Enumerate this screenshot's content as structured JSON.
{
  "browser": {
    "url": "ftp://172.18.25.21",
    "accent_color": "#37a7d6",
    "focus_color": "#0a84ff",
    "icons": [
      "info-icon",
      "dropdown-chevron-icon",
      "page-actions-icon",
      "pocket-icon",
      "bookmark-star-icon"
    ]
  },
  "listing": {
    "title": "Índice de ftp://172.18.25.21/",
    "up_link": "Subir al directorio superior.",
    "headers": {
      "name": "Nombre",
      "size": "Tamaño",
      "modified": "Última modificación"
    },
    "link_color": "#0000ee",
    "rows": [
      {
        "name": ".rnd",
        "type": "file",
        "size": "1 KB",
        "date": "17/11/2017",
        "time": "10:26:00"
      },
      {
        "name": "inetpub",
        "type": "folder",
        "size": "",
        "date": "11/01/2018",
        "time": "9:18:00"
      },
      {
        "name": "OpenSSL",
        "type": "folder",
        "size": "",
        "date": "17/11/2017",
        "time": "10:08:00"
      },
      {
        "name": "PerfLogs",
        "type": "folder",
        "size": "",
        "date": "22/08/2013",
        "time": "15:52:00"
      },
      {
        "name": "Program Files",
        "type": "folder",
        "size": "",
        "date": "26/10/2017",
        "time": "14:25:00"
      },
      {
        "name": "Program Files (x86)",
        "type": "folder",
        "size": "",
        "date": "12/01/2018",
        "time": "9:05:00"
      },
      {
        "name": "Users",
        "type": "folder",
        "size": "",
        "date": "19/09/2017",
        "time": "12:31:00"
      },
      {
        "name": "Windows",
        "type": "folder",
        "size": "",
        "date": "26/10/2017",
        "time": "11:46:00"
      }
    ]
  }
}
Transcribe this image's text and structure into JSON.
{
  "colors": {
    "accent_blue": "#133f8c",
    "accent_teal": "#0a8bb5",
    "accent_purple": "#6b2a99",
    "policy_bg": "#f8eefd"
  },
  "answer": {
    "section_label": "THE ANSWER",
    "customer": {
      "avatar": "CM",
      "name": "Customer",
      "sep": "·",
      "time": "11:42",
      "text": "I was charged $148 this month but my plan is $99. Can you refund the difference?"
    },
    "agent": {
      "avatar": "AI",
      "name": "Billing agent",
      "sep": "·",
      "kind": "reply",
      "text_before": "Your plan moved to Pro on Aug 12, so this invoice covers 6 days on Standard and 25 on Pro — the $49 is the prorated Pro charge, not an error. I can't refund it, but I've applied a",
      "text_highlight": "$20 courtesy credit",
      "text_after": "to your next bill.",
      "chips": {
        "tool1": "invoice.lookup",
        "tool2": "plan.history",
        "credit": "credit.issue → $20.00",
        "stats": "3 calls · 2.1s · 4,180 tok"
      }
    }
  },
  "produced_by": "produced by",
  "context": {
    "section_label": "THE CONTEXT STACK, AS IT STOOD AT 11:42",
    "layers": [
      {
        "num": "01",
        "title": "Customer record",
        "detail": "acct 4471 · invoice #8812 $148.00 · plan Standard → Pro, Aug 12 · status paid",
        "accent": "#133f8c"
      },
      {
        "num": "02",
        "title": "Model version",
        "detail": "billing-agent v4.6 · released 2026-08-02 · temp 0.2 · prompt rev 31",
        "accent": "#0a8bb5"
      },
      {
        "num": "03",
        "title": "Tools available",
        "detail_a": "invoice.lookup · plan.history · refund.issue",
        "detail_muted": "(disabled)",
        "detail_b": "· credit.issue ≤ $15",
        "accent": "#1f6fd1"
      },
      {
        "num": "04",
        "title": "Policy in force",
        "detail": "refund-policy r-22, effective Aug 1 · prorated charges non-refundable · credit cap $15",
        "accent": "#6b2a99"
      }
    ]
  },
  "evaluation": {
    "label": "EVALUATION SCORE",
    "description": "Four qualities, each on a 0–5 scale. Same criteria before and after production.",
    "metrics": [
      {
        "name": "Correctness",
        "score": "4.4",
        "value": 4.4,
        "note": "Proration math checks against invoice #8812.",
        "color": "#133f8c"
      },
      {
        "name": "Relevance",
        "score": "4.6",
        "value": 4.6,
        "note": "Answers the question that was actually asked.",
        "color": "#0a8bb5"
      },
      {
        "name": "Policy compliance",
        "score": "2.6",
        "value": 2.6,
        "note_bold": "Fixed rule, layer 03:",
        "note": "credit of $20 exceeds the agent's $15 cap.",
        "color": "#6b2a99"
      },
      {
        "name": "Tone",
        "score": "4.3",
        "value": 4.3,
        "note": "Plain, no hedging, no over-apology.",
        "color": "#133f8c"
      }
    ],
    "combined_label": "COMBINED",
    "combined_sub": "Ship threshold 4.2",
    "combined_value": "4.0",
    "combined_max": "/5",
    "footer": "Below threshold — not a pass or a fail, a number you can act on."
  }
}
------------------------------------------------
> _Written instruction_:
For each line of the entries that includes "issue", show that line.

> _Result below_:
        "credit": "credit.issue → $20.00",
        "detail_a": "invoice.lookup · plan.history · refund.issue",
        "detail_b": "· credit.issue ≤ $15",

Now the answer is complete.